:: Data for the task ::
______

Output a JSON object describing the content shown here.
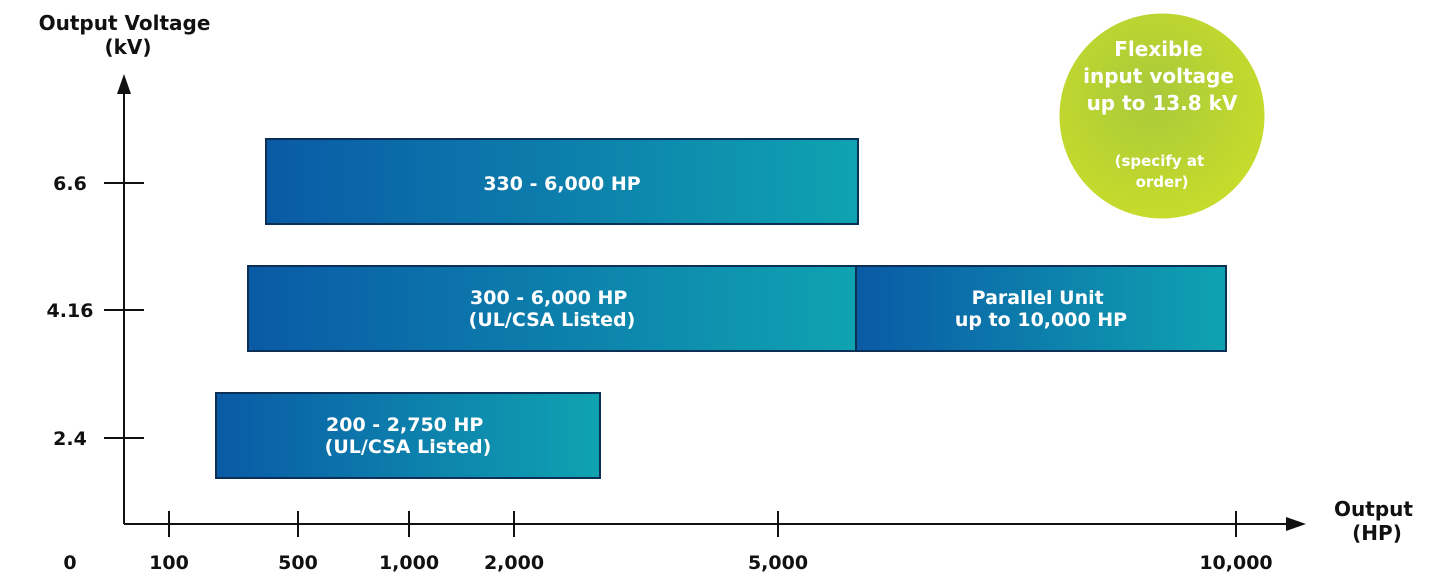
{
  "chart_data": {
    "type": "bar",
    "orientation": "horizontal-range",
    "ylabel": [
      "Output Voltage",
      "(kV)"
    ],
    "xlabel": [
      "Output",
      "(HP)"
    ],
    "y_ticks": [
      "6.6",
      "4.16",
      "2.4"
    ],
    "x_ticks": [
      "0",
      "100",
      "500",
      "1,000",
      "2,000",
      "5,000",
      "10,000"
    ],
    "bars": [
      {
        "voltage": "6.6",
        "start_hp": 330,
        "end_hp": 6000,
        "label": [
          "330 - 6,000 HP"
        ]
      },
      {
        "voltage": "4.16",
        "start_hp": 300,
        "end_hp": 6000,
        "label": [
          "300 - 6,000 HP",
          "(UL/CSA Listed)"
        ]
      },
      {
        "voltage": "4.16",
        "start_hp": 6000,
        "end_hp": 10000,
        "label": [
          "Parallel Unit",
          "up to 10,000 HP"
        ]
      },
      {
        "voltage": "2.4",
        "start_hp": 200,
        "end_hp": 2750,
        "label": [
          "200 - 2,750 HP",
          "(UL/CSA Listed)"
        ]
      }
    ],
    "badge": {
      "title": [
        "Flexible",
        "input voltage",
        "up to 13.8 kV"
      ],
      "note": [
        "(specify at",
        "order)"
      ]
    },
    "colors": {
      "bar_start": "#0a5aa6",
      "bar_end": "#0fa3b1",
      "bar_border": "#0b2f55",
      "badge_light": "#c8dc3a",
      "badge_dark": "#8fb82d",
      "axis": "#111111"
    }
  }
}
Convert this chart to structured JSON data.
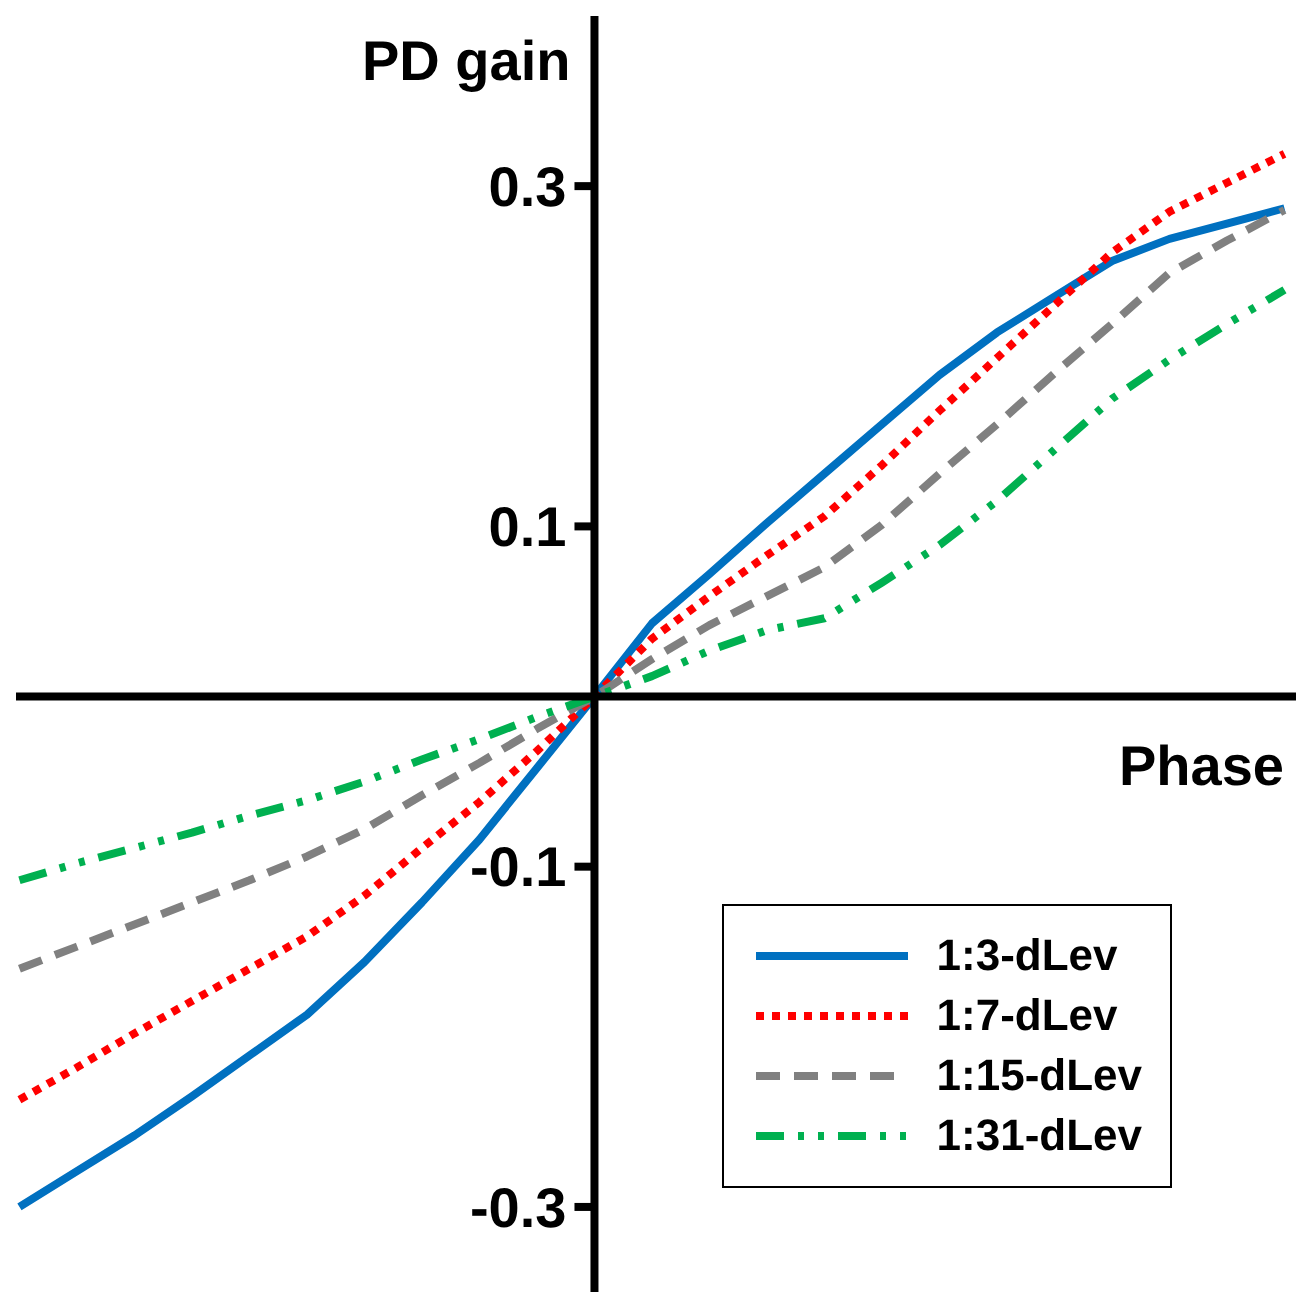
{
  "chart_data": {
    "type": "line",
    "xlabel": "Phase",
    "ylabel": "PD gain",
    "categories": [
      null,
      null,
      null,
      null,
      null,
      null,
      null,
      null,
      null,
      null,
      null,
      null,
      null,
      null,
      null,
      null,
      null,
      null,
      null,
      null,
      null,
      null,
      null
    ],
    "ylim": [
      -0.35,
      0.4
    ],
    "yticks": [
      0.3,
      0.1,
      -0.1,
      -0.3
    ],
    "tick_labels": "y",
    "grid": false,
    "legend": "bottom right",
    "marker": "none",
    "series": [
      {
        "name": "1:3-dLev",
        "color": "#0070c0",
        "line_style": "solid",
        "values": [
          -0.3,
          -0.279,
          -0.258,
          -0.235,
          -0.211,
          -0.187,
          -0.156,
          -0.121,
          -0.084,
          -0.042,
          0,
          0.043,
          0.072,
          0.102,
          0.131,
          0.16,
          0.189,
          0.214,
          0.235,
          0.256,
          0.269,
          0.278,
          0.287
        ]
      },
      {
        "name": "1:7-dLev",
        "color": "#ff0000",
        "line_style": "dotted",
        "values": [
          -0.237,
          -0.218,
          -0.198,
          -0.179,
          -0.16,
          -0.141,
          -0.117,
          -0.089,
          -0.062,
          -0.032,
          0,
          0.034,
          0.059,
          0.083,
          0.106,
          0.136,
          0.168,
          0.199,
          0.23,
          0.261,
          0.285,
          0.302,
          0.319
        ]
      },
      {
        "name": "1:15-dLev",
        "color": "#808080",
        "line_style": "dashed",
        "values": [
          -0.16,
          -0.147,
          -0.134,
          -0.121,
          -0.108,
          -0.094,
          -0.078,
          -0.058,
          -0.039,
          -0.019,
          0,
          0.022,
          0.042,
          0.059,
          0.076,
          0.101,
          0.131,
          0.16,
          0.19,
          0.219,
          0.249,
          0.268,
          0.286
        ]
      },
      {
        "name": "1:31-dLev",
        "color": "#00b050",
        "line_style": "dashdot",
        "values": [
          -0.108,
          -0.098,
          -0.089,
          -0.08,
          -0.07,
          -0.061,
          -0.05,
          -0.037,
          -0.025,
          -0.012,
          0,
          0.012,
          0.027,
          0.039,
          0.046,
          0.067,
          0.089,
          0.115,
          0.145,
          0.175,
          0.198,
          0.219,
          0.239
        ]
      }
    ]
  }
}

______

:: Task description ::
Retype every record above exactly as written, but leave out the pictures.

:: Answer below ::
Output a JSON object describing the content shown here.
{
  "chart_data": {
    "type": "bar",
    "orientation": "horizontal-range",
    "ylabel": [
      "Output Voltage",
      "(kV)"
    ],
    "xlabel": [
      "Output",
      "(HP)"
    ],
    "y_ticks": [
      "6.6",
      "4.16",
      "2.4"
    ],
    "x_ticks": [
      "0",
      "100",
      "500",
      "1,000",
      "2,000",
      "5,000",
      "10,000"
    ],
    "bars": [
      {
        "voltage": "6.6",
        "start_hp": 330,
        "end_hp": 6000,
        "label": [
          "330 - 6,000 HP"
        ]
      },
      {
        "voltage": "4.16",
        "start_hp": 300,
        "end_hp": 6000,
        "label": [
          "300 - 6,000 HP",
          "(UL/CSA Listed)"
        ]
      },
      {
        "voltage": "4.16",
        "start_hp": 6000,
        "end_hp": 10000,
        "label": [
          "Parallel Unit",
          "up to 10,000 HP"
        ]
      },
      {
        "voltage": "2.4",
        "start_hp": 200,
        "end_hp": 2750,
        "label": [
          "200 - 2,750 HP",
          "(UL/CSA Listed)"
        ]
      }
    ],
    "badge": {
      "title": [
        "Flexible",
        "input voltage",
        "up to 13.8 kV"
      ],
      "note": [
        "(specify at",
        "order)"
      ]
    },
    "colors": {
      "bar_start": "#0a5aa6",
      "bar_end": "#0fa3b1",
      "bar_border": "#0b2f55",
      "badge_light": "#c8dc3a",
      "badge_dark": "#8fb82d",
      "axis": "#111111"
    }
  }
}
Convert this chart to structured JSON data.
{
  "chart_data": {
    "type": "line",
    "xlabel": "Phase",
    "ylabel": "PD gain",
    "categories": [
      null,
      null,
      null,
      null,
      null,
      null,
      null,
      null,
      null,
      null,
      null,
      null,
      null,
      null,
      null,
      null,
      null,
      null,
      null,
      null,
      null,
      null,
      null
    ],
    "ylim": [
      -0.35,
      0.4
    ],
    "yticks": [
      0.3,
      0.1,
      -0.1,
      -0.3
    ],
    "tick_labels": "y",
    "grid": false,
    "legend": "bottom right",
    "marker": "none",
    "series": [
      {
        "name": "1:3-dLev",
        "color": "#0070c0",
        "line_style": "solid",
        "values": [
          -0.3,
          -0.279,
          -0.258,
          -0.235,
          -0.211,
          -0.187,
          -0.156,
          -0.121,
          -0.084,
          -0.042,
          0,
          0.043,
          0.072,
          0.102,
          0.131,
          0.16,
          0.189,
          0.214,
          0.235,
          0.256,
          0.269,
          0.278,
          0.287
        ]
      },
      {
        "name": "1:7-dLev",
        "color": "#ff0000",
        "line_style": "dotted",
        "values": [
          -0.237,
          -0.218,
          -0.198,
          -0.179,
          -0.16,
          -0.141,
          -0.117,
          -0.089,
          -0.062,
          -0.032,
          0,
          0.034,
          0.059,
          0.083,
          0.106,
          0.136,
          0.168,
          0.199,
          0.23,
          0.261,
          0.285,
          0.302,
          0.319
        ]
      },
      {
        "name": "1:15-dLev",
        "color": "#808080",
        "line_style": "dashed",
        "values": [
          -0.16,
          -0.147,
          -0.134,
          -0.121,
          -0.108,
          -0.094,
          -0.078,
          -0.058,
          -0.039,
          -0.019,
          0,
          0.022,
          0.042,
          0.059,
          0.076,
          0.101,
          0.131,
          0.16,
          0.19,
          0.219,
          0.249,
          0.268,
          0.286
        ]
      },
      {
        "name": "1:31-dLev",
        "color": "#00b050",
        "line_style": "dashdot",
        "values": [
          -0.108,
          -0.098,
          -0.089,
          -0.08,
          -0.07,
          -0.061,
          -0.05,
          -0.037,
          -0.025,
          -0.012,
          0,
          0.012,
          0.027,
          0.039,
          0.046,
          0.067,
          0.089,
          0.115,
          0.145,
          0.175,
          0.198,
          0.219,
          0.239
        ]
      }
    ]
  }
}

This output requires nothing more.